(Data entries)
>> Start
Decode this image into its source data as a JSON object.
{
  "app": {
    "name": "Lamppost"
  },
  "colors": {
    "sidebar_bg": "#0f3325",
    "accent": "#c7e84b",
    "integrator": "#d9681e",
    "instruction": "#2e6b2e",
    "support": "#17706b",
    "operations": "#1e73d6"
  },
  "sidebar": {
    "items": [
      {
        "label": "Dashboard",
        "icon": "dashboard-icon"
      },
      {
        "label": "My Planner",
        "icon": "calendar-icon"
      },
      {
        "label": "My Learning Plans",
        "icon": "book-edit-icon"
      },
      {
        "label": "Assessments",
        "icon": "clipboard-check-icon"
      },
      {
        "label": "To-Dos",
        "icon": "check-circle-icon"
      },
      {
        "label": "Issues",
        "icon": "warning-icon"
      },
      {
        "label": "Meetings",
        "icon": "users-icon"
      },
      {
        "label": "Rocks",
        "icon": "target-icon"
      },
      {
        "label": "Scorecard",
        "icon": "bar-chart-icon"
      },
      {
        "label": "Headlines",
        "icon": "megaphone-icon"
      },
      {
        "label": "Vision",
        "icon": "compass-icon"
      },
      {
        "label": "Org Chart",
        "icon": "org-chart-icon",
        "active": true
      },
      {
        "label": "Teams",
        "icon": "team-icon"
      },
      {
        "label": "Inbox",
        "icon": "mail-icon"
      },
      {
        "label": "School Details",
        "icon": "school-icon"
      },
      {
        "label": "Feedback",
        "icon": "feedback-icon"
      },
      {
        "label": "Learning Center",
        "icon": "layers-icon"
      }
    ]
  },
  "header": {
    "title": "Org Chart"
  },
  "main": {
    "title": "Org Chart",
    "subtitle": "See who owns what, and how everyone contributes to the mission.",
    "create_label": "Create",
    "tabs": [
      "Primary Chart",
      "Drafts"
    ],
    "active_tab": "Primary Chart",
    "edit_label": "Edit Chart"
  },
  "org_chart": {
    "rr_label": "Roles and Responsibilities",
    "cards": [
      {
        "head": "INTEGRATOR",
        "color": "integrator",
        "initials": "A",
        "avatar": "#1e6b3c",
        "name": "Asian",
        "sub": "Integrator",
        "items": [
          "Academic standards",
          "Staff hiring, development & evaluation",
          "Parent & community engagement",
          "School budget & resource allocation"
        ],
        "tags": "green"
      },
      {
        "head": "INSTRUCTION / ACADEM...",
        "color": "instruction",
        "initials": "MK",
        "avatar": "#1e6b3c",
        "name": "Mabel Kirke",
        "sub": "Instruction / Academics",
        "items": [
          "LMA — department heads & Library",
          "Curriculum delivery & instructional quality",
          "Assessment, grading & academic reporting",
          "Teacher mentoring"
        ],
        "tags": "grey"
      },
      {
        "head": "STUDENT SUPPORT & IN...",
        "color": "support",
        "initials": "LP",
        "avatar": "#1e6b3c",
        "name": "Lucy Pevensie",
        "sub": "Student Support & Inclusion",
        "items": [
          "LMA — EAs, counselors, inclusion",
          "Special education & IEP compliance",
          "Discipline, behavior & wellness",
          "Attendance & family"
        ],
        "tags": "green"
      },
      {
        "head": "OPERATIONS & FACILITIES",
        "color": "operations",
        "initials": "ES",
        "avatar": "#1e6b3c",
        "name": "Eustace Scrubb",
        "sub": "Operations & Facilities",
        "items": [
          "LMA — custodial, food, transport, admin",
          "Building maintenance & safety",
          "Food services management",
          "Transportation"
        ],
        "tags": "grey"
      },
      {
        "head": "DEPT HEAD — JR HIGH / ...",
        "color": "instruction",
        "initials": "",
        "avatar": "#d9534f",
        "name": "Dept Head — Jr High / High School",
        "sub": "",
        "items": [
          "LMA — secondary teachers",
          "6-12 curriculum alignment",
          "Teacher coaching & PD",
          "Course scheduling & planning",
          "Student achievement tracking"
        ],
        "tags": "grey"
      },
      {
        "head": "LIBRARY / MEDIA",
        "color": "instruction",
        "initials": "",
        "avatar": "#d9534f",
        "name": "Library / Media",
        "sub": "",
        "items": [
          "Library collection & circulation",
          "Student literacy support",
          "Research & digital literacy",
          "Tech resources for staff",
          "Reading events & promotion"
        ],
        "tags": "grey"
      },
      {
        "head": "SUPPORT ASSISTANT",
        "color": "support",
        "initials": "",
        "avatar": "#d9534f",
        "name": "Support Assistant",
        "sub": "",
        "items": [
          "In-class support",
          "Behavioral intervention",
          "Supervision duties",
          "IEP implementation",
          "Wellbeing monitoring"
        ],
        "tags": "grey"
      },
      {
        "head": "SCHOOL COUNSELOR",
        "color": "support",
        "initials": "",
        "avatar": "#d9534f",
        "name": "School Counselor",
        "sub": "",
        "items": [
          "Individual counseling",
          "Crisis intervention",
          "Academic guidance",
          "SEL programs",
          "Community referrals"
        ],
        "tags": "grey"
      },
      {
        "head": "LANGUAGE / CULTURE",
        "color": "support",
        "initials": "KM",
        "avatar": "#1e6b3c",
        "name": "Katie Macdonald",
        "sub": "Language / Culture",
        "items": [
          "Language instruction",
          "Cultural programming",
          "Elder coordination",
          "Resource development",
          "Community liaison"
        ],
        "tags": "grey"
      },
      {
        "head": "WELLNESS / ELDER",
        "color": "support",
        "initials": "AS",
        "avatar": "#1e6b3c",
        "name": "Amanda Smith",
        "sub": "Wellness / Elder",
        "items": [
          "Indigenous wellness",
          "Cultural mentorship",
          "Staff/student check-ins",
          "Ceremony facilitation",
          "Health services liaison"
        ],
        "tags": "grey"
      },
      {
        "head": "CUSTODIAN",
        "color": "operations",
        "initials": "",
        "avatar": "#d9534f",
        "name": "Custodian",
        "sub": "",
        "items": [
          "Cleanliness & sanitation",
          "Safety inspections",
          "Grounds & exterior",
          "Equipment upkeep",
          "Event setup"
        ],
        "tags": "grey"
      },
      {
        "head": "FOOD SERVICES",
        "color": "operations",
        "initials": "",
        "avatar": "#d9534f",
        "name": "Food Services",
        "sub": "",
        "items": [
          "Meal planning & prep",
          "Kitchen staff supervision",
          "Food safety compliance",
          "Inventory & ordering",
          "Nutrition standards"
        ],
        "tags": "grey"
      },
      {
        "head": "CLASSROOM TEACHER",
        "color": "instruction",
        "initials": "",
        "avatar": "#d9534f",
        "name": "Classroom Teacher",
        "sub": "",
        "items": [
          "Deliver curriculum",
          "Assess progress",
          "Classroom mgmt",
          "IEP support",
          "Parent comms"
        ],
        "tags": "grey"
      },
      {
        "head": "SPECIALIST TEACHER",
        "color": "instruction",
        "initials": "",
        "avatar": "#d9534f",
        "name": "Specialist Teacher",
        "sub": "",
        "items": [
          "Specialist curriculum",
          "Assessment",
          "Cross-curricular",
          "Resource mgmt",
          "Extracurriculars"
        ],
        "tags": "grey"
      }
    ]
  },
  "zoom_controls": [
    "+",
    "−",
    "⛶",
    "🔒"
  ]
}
>> End
* _EXERCISE REQUIREMENTS_
Above are the records. Copy every line in them holding "compliance".

* _WRITTEN SOLUTION_
          "Special education & IEP compliance",
          "Food safety compliance",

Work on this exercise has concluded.